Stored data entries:
• • • • •

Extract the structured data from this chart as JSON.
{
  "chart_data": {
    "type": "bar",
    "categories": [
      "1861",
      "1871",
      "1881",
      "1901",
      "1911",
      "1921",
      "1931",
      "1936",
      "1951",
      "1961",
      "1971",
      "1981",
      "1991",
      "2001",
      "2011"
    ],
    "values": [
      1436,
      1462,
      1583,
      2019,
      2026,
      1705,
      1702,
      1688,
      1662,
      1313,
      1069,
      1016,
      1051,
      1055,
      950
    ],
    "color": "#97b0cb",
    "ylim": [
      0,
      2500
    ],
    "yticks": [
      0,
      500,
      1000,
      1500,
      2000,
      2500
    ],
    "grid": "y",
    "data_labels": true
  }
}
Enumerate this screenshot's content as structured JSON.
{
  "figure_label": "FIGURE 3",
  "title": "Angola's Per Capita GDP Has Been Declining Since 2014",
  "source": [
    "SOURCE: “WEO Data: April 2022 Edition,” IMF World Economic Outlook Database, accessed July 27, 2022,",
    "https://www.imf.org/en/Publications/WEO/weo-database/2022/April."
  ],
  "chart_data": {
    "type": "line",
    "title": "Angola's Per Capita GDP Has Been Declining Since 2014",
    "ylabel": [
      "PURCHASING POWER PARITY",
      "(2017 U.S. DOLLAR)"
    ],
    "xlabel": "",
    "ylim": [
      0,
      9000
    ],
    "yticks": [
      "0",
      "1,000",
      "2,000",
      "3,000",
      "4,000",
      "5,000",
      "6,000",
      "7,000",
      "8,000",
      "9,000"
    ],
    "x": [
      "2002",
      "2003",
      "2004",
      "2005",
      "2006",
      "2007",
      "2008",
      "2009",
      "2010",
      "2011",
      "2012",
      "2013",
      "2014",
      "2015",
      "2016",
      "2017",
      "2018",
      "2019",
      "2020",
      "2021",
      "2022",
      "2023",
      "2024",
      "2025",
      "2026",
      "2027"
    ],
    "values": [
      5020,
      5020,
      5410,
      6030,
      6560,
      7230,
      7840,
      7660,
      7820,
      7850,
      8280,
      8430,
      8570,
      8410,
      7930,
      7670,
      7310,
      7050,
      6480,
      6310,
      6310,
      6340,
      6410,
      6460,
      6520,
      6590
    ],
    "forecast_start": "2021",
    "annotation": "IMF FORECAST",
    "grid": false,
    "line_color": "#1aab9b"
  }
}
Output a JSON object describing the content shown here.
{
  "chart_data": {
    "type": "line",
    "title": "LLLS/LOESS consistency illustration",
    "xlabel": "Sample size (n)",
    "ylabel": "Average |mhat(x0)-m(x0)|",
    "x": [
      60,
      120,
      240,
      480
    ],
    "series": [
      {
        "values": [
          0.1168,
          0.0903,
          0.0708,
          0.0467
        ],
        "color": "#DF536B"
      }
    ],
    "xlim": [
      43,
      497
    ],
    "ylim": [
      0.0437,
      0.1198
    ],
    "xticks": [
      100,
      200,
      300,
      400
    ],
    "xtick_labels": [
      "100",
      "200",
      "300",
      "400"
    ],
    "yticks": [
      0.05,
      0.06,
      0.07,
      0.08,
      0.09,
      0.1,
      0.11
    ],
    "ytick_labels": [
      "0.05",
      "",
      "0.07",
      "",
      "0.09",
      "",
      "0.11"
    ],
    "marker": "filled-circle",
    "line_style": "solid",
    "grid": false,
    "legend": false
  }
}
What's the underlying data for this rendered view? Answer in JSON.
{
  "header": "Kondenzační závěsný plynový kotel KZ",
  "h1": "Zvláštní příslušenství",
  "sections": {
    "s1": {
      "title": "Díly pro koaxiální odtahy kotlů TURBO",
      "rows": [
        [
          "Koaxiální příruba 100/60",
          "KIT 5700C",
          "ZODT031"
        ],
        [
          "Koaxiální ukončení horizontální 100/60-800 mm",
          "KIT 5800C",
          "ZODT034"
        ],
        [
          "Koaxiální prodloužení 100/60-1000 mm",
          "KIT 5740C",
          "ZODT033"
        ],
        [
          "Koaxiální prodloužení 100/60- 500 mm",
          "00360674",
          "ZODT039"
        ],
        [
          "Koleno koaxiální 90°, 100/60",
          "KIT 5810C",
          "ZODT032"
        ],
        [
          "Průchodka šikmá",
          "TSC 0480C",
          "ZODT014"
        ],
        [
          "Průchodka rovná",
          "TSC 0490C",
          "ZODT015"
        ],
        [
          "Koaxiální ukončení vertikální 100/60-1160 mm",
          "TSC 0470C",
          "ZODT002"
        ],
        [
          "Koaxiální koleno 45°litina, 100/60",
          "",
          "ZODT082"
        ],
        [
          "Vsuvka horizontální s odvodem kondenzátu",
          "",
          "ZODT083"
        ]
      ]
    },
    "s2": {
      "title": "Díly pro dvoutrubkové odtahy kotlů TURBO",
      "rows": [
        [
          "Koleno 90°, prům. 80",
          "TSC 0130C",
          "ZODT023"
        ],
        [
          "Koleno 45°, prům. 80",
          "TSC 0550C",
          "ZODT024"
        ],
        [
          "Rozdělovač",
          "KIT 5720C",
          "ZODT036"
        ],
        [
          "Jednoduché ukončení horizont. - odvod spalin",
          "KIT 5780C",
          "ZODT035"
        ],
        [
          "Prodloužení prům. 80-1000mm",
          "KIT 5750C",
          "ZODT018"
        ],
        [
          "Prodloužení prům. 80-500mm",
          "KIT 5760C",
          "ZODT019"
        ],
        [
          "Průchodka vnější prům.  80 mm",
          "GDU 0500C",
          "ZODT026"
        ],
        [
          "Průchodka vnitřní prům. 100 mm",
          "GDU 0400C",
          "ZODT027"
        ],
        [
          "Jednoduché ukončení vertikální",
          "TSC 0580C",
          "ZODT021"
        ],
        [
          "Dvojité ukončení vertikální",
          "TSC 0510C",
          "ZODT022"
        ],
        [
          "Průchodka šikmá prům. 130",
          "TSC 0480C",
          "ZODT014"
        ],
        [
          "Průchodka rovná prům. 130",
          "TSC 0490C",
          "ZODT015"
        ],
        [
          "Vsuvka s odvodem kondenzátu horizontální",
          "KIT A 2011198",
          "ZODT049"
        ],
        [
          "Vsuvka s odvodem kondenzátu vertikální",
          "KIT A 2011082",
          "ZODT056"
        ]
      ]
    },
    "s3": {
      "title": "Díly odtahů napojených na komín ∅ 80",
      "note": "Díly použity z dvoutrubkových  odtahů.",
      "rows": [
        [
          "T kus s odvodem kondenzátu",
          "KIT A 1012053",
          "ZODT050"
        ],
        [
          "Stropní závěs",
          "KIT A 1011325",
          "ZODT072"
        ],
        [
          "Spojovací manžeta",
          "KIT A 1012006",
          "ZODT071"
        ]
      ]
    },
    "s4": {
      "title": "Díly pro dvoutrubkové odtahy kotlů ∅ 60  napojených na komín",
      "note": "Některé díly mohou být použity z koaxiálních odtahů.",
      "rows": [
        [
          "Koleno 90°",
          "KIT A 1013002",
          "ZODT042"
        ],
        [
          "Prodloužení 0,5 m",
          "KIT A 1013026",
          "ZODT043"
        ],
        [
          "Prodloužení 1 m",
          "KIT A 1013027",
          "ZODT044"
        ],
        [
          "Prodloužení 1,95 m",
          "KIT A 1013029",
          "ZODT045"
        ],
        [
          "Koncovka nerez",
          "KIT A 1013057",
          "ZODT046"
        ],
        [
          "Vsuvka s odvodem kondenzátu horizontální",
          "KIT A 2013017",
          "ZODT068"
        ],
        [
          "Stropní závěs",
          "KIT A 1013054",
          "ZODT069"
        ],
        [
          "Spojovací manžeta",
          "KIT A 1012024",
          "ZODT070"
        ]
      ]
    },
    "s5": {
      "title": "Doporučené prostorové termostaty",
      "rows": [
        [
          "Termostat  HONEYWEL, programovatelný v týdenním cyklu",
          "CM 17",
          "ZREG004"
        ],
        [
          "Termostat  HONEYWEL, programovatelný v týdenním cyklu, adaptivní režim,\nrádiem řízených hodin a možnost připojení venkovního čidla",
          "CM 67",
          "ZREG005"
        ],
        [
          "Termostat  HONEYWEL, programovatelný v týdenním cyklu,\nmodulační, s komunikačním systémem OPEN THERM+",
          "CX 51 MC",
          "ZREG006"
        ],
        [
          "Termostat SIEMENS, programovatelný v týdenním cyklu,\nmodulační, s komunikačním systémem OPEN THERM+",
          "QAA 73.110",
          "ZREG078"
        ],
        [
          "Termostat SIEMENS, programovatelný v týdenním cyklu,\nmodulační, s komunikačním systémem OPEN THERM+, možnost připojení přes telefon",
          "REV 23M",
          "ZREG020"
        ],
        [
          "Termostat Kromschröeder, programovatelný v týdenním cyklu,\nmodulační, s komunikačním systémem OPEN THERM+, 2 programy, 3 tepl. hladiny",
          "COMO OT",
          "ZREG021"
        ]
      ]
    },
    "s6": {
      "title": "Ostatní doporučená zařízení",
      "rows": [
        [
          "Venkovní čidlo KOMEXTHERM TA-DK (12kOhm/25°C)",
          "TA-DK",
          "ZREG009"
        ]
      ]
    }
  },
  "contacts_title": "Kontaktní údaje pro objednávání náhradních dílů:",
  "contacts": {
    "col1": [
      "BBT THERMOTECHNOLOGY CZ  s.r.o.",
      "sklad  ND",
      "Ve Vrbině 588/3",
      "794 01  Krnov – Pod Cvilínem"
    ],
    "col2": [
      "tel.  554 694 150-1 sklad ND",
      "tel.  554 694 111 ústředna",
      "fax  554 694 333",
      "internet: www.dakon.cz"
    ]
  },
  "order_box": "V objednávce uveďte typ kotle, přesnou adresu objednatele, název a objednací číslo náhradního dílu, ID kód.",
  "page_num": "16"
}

• • • • •

Copy each line of the listing that includes "použity".

_Answer for the task_.
      "note": "Díly použity z dvoutrubkových  odtahů.",
      "note": "Některé díly mohou být použity z koaxiálních odtahů.",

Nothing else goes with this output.